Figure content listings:
════

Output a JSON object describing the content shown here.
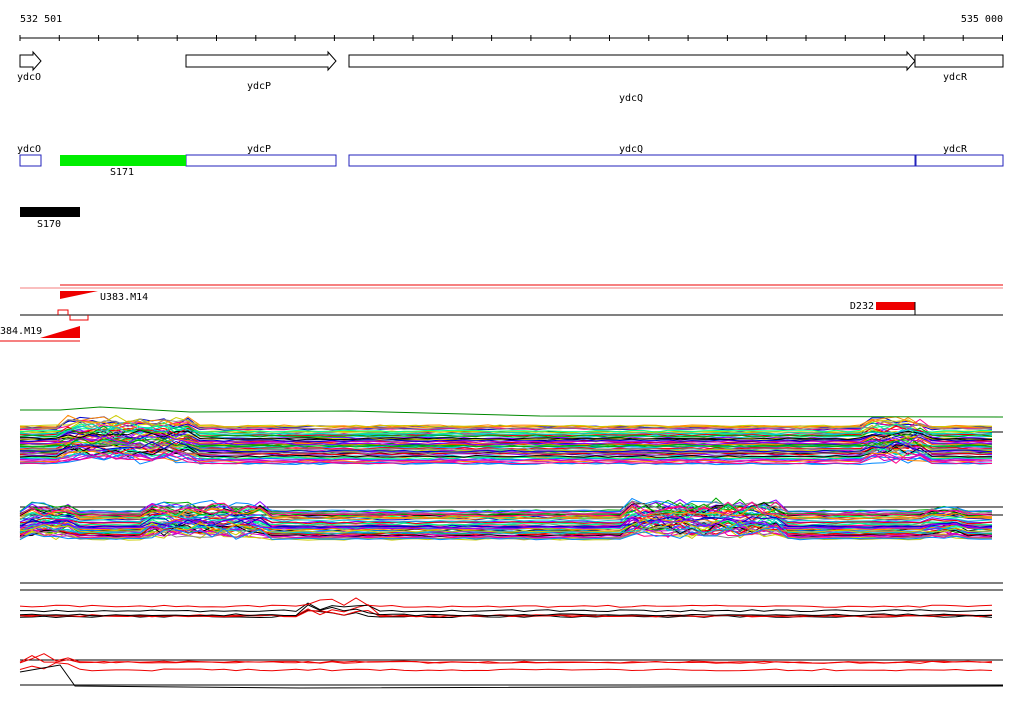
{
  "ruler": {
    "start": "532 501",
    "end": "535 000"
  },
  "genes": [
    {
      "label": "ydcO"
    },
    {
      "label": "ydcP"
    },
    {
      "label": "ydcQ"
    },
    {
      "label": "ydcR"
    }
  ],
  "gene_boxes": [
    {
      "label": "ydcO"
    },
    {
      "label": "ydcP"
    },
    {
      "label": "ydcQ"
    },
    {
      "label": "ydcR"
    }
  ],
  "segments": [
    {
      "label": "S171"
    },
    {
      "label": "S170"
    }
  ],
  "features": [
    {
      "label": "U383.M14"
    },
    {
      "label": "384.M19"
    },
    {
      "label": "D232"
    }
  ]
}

════

EXERCISE INSTRUCTIONS =
Would you give the data above again word for word, minus the pictures?

RESULT BELOW =
Output a JSON object describing the content shown here.
{
  "ruler": {
    "start": "532 501",
    "end": "535 000"
  },
  "genes": [
    {
      "label": "ydcO"
    },
    {
      "label": "ydcP"
    },
    {
      "label": "ydcQ"
    },
    {
      "label": "ydcR"
    }
  ],
  "gene_boxes": [
    {
      "label": "ydcO"
    },
    {
      "label": "ydcP"
    },
    {
      "label": "ydcQ"
    },
    {
      "label": "ydcR"
    }
  ],
  "segments": [
    {
      "label": "S171"
    },
    {
      "label": "S170"
    }
  ],
  "features": [
    {
      "label": "U383.M14"
    },
    {
      "label": "384.M19"
    },
    {
      "label": "D232"
    }
  ]
}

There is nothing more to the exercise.